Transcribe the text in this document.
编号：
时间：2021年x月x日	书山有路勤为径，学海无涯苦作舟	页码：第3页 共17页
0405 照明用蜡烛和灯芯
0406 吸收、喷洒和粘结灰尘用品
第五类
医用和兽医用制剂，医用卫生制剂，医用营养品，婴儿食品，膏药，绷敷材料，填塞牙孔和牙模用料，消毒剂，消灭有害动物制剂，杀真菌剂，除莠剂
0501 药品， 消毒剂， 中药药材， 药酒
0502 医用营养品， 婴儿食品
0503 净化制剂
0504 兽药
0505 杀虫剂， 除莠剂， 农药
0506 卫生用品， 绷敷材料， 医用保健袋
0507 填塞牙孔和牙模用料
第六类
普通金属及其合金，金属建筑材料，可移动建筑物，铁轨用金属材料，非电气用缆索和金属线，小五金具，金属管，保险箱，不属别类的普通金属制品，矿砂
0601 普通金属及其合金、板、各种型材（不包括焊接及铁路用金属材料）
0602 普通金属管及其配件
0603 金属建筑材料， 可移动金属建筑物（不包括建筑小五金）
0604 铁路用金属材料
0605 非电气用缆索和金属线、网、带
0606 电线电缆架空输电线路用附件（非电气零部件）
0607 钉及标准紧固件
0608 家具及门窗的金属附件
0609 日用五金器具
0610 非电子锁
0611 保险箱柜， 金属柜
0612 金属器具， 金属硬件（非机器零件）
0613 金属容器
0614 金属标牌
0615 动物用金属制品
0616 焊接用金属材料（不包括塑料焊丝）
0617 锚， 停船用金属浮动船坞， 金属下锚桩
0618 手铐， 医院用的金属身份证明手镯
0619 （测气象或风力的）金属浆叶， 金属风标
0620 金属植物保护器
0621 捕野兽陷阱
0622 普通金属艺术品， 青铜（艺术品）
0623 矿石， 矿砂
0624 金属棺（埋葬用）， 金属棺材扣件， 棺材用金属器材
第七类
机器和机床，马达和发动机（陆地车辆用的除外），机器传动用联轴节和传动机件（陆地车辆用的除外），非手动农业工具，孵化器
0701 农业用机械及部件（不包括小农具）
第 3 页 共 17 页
....
> Written problem
In the material above, show every line where the word "非电气用缆索和金属线" turns up.

> Exercise output
普通金属及其合金，金属建筑材料，可移动建筑物，铁轨用金属材料，非电气用缆索和金属线，小五金具，金属管，保险箱，不属别类的普通金属制品，矿砂
0605 非电气用缆索和金属线、网、带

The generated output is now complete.